─── THE INPUT ───
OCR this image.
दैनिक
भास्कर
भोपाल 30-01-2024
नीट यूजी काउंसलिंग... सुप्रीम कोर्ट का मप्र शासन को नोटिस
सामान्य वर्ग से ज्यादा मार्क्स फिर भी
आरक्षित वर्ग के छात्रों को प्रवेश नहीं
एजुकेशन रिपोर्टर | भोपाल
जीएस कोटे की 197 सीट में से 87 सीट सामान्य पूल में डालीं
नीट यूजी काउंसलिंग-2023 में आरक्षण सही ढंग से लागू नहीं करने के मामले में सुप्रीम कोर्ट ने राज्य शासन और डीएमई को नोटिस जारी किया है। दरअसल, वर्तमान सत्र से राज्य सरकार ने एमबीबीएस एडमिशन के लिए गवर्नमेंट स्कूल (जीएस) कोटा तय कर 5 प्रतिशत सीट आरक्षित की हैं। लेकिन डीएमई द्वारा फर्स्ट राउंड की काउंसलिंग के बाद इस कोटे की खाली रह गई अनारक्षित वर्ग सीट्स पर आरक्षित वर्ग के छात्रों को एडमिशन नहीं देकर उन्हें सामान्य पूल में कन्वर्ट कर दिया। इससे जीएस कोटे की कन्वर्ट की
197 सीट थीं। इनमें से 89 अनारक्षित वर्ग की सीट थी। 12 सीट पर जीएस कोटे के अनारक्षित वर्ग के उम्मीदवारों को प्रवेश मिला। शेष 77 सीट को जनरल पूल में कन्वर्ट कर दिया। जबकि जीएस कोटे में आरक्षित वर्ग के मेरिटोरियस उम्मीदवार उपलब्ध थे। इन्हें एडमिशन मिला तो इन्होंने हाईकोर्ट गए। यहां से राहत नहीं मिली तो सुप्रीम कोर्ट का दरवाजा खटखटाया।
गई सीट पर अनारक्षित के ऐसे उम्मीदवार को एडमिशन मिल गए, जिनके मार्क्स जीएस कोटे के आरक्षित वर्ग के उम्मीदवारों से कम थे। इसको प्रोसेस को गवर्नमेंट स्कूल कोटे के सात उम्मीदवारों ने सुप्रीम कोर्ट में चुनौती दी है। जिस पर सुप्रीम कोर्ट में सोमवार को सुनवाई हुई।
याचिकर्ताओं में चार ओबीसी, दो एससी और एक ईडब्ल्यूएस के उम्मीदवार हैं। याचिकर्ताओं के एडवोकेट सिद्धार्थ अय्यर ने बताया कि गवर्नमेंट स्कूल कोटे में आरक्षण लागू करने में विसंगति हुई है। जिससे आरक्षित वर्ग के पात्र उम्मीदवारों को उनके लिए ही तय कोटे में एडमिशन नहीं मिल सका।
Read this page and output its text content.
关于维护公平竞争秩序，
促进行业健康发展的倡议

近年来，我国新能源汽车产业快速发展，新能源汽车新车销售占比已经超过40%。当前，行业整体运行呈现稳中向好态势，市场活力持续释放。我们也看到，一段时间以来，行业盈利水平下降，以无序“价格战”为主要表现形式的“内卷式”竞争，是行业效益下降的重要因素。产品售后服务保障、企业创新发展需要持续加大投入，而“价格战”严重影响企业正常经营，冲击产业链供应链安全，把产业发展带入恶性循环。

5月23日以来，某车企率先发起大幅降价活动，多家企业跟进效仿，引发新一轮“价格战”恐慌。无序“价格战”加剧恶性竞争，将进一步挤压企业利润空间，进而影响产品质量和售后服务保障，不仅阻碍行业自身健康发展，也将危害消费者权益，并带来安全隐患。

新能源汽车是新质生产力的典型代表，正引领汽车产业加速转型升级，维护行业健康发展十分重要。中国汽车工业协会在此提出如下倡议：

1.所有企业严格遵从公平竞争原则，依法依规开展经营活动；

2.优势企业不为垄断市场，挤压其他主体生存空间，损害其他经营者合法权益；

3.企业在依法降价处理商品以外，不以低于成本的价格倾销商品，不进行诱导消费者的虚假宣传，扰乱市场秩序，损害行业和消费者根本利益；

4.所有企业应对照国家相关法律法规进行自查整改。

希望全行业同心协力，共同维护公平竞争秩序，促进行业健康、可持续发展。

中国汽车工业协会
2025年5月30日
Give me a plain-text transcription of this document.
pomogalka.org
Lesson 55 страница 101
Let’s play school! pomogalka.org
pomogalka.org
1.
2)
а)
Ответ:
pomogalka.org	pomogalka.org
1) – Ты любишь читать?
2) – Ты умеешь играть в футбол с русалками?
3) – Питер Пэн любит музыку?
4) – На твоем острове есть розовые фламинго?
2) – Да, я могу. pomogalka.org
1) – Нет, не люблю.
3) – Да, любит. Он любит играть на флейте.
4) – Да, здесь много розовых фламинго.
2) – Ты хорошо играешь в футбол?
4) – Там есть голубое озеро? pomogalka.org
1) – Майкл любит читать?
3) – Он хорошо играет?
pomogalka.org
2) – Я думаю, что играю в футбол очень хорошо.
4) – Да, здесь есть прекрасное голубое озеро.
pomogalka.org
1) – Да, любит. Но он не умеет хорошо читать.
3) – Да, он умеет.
───
Make an exact copy of every line from the one with "Give me a plain-text" to the end of the data, with the first and last of those lines included.

* EXERCISE OUTPUT
Give me a plain-text transcription of this document.
pomogalka.org
Lesson 55 страница 101
Let’s play school! pomogalka.org
pomogalka.org
1.
2)
а)
Ответ:
pomogalka.org	pomogalka.org
1) – Ты любишь читать?
2) – Ты умеешь играть в футбол с русалками?
3) – Питер Пэн любит музыку?
4) – На твоем острове есть розовые фламинго?
2) – Да, я могу. pomogalka.org
1) – Нет, не люблю.
3) – Да, любит. Он любит играть на флейте.
4) – Да, здесь много розовых фламинго.
2) – Ты хорошо играешь в футбол?
4) – Там есть голубое озеро? pomogalka.org
1) – Майкл любит читать?
3) – Он хорошо играет?
pomogalka.org
2) – Я думаю, что играю в футбол очень хорошо.
4) – Да, здесь есть прекрасное голубое озеро.
pomogalka.org
1) – Да, любит. Но он не умеет хорошо читать.
3) – Да, он умеет.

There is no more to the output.